_WHAT YOU ARE ASKED TO DO_
Pictures do not belong in the copy; quote every entry below exactly.

# START OF TASK INPUT

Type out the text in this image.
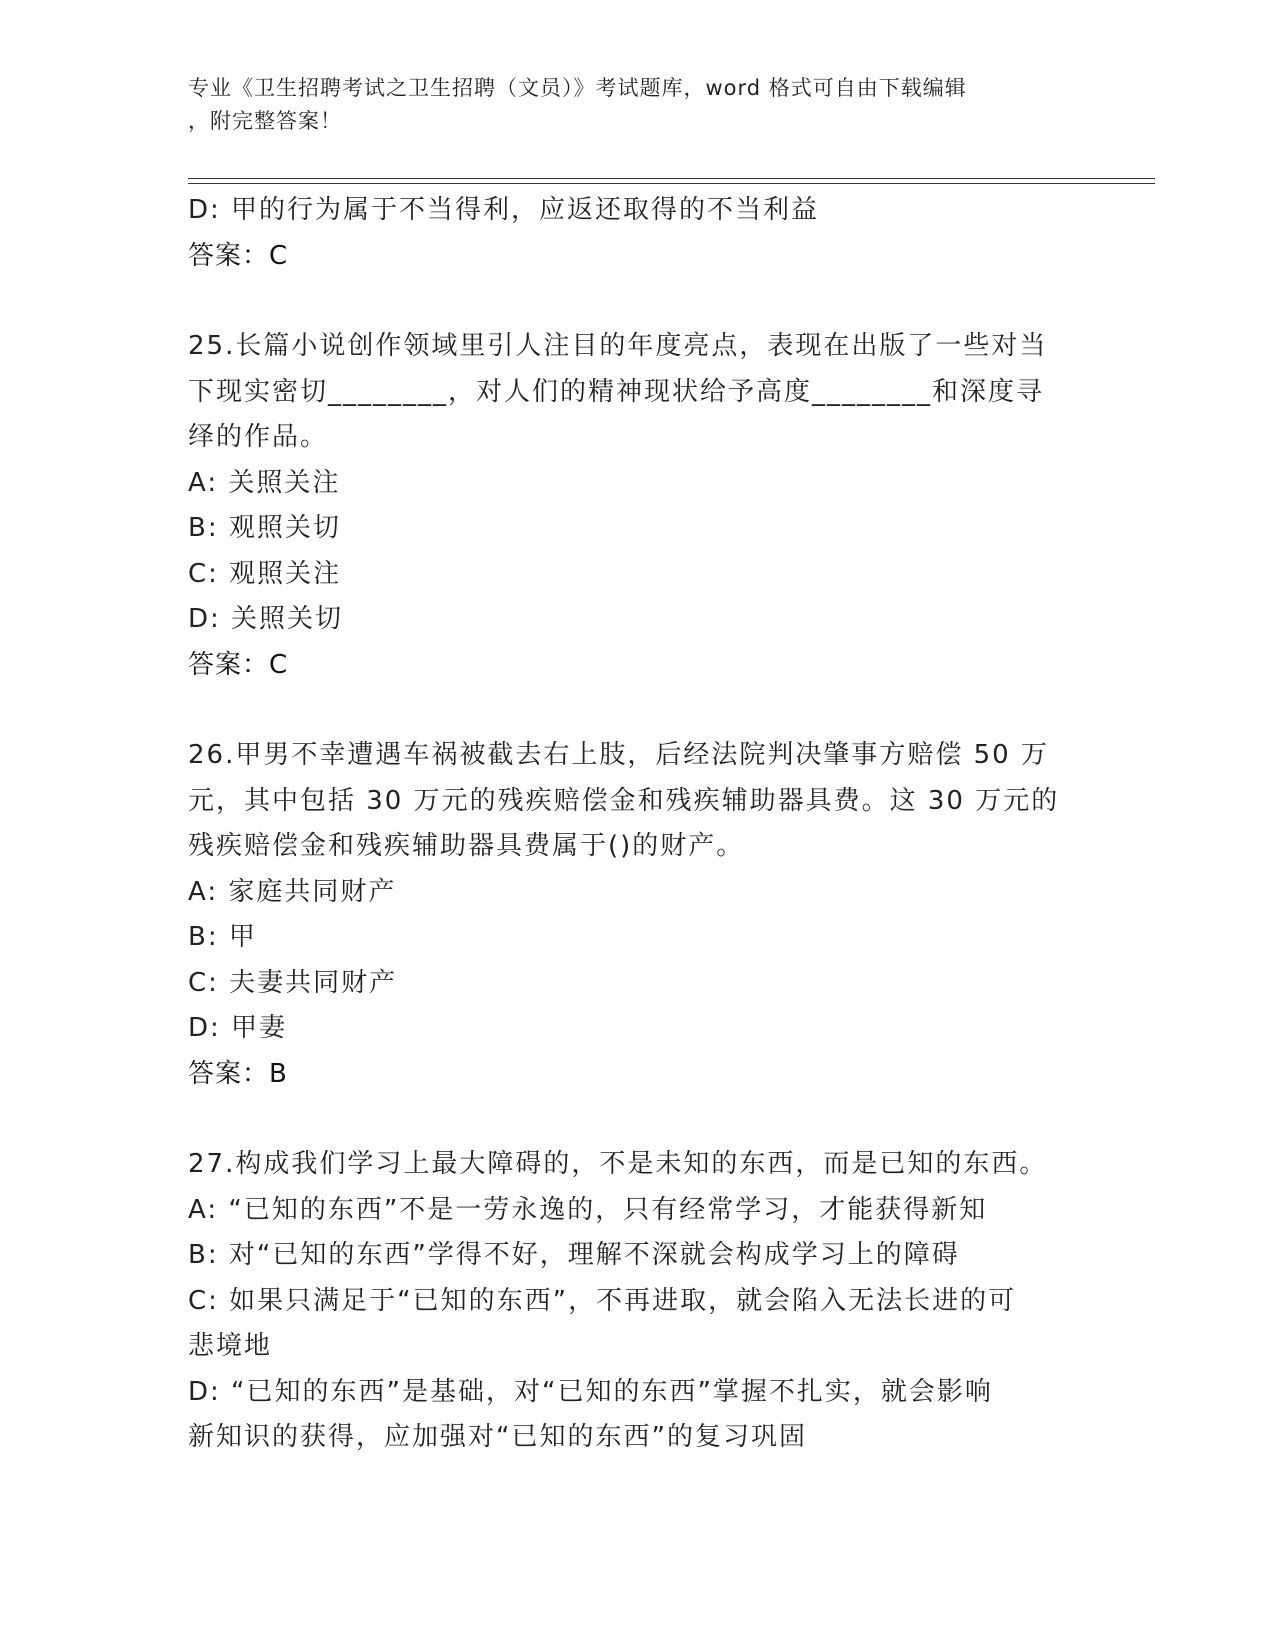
专业《卫生招聘考试之卫生招聘（文员）》考试题库，word 格式可自由下载编辑
，附完整答案！

D: 甲的行为属于不当得利，应返还取得的不当利益

答案：C

25.长篇小说创作领域里引人注目的年度亮点，表现在出版了一些对当

下现实密切________，对人们的精神现状给予高度________和深度寻

绎的作品。

A: 关照关注

B: 观照关切

C: 观照关注

D: 关照关切

答案：C

26.甲男不幸遭遇车祸被截去右上肢，后经法院判决肇事方赔偿 50 万

元，其中包括 30 万元的残疾赔偿金和残疾辅助器具费。这 30 万元的

残疾赔偿金和残疾辅助器具费属于()的财产。

A: 家庭共同财产

B: 甲

C: 夫妻共同财产

D: 甲妻

答案：B

27.构成我们学习上最大障碍的，不是未知的东西，而是已知的东西。

A: “已知的东西”不是一劳永逸的，只有经常学习，才能获得新知

B: 对“已知的东西”学得不好，理解不深就会构成学习上的障碍

C: 如果只满足于“已知的东西”，不再进取，就会陷入无法长进的可

悲境地

D: “已知的东西”是基础，对“已知的东西”掌握不扎实，就会影响

新知识的获得，应加强对“已知的东西”的复习巩固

# END OF TASK INPUT

_ANSWER IN FULL_
Type out the text in this image.
专业《卫生招聘考试之卫生招聘（文员）》考试题库，word 格式可自由下载编辑
，附完整答案！

D: 甲的行为属于不当得利，应返还取得的不当利益

答案：C

25.长篇小说创作领域里引人注目的年度亮点，表现在出版了一些对当

下现实密切________，对人们的精神现状给予高度________和深度寻

绎的作品。

A: 关照关注

B: 观照关切

C: 观照关注

D: 关照关切

答案：C

26.甲男不幸遭遇车祸被截去右上肢，后经法院判决肇事方赔偿 50 万

元，其中包括 30 万元的残疾赔偿金和残疾辅助器具费。这 30 万元的

残疾赔偿金和残疾辅助器具费属于()的财产。

A: 家庭共同财产

B: 甲

C: 夫妻共同财产

D: 甲妻

答案：B

27.构成我们学习上最大障碍的，不是未知的东西，而是已知的东西。

A: “已知的东西”不是一劳永逸的，只有经常学习，才能获得新知

B: 对“已知的东西”学得不好，理解不深就会构成学习上的障碍

C: 如果只满足于“已知的东西”，不再进取，就会陷入无法长进的可

悲境地

D: “已知的东西”是基础，对“已知的东西”掌握不扎实，就会影响

新知识的获得，应加强对“已知的东西”的复习巩固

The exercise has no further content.